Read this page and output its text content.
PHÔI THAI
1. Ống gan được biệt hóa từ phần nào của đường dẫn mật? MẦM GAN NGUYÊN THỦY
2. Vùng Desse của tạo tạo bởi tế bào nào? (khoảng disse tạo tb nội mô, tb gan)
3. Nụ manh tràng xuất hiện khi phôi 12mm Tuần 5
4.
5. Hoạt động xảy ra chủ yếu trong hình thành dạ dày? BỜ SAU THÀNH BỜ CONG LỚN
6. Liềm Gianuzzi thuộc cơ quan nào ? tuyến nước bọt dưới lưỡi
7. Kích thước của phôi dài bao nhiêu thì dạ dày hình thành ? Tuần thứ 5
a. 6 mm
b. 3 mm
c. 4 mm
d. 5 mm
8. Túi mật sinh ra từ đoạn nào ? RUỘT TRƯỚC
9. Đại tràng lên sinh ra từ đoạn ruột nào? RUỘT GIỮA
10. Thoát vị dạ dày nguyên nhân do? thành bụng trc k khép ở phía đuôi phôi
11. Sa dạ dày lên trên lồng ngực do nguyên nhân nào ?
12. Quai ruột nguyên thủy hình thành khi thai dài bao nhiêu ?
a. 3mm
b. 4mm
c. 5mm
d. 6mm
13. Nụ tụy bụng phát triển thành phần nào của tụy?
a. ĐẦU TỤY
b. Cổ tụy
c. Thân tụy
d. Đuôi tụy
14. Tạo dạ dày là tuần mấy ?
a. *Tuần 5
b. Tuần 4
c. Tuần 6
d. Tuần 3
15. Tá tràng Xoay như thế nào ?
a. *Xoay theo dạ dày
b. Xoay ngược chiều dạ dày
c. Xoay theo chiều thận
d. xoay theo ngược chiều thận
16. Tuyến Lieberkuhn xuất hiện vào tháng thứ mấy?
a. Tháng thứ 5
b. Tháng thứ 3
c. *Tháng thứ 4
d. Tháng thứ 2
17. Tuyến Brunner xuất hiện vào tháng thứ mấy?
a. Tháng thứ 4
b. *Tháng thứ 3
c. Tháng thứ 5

════════

Give all the records again. Match them exactly.

Read this page and output its text content.
PHÔI THAI
1. Ống gan được biệt hóa từ phần nào của đường dẫn mật? MẦM GAN NGUYÊN THỦY
2. Vùng Desse của tạo tạo bởi tế bào nào? (khoảng disse tạo tb nội mô, tb gan)
3. Nụ manh tràng xuất hiện khi phôi 12mm Tuần 5
4.
5. Hoạt động xảy ra chủ yếu trong hình thành dạ dày? BỜ SAU THÀNH BỜ CONG LỚN
6. Liềm Gianuzzi thuộc cơ quan nào ? tuyến nước bọt dưới lưỡi
7. Kích thước của phôi dài bao nhiêu thì dạ dày hình thành ? Tuần thứ 5
a. 6 mm
b. 3 mm
c. 4 mm
d. 5 mm
8. Túi mật sinh ra từ đoạn nào ? RUỘT TRƯỚC
9. Đại tràng lên sinh ra từ đoạn ruột nào? RUỘT GIỮA
10. Thoát vị dạ dày nguyên nhân do? thành bụng trc k khép ở phía đuôi phôi
11. Sa dạ dày lên trên lồng ngực do nguyên nhân nào ?
12. Quai ruột nguyên thủy hình thành khi thai dài bao nhiêu ?
a. 3mm
b. 4mm
c. 5mm
d. 6mm
13. Nụ tụy bụng phát triển thành phần nào của tụy?
a. ĐẦU TỤY
b. Cổ tụy
c. Thân tụy
d. Đuôi tụy
14. Tạo dạ dày là tuần mấy ?
a. *Tuần 5
b. Tuần 4
c. Tuần 6
d. Tuần 3
15. Tá tràng Xoay như thế nào ?
a. *Xoay theo dạ dày
b. Xoay ngược chiều dạ dày
c. Xoay theo chiều thận
d. xoay theo ngược chiều thận
16. Tuyến Lieberkuhn xuất hiện vào tháng thứ mấy?
a. Tháng thứ 5
b. Tháng thứ 3
c. *Tháng thứ 4
d. Tháng thứ 2
17. Tuyến Brunner xuất hiện vào tháng thứ mấy?
a. Tháng thứ 4
b. *Tháng thứ 3
c. Tháng thứ 5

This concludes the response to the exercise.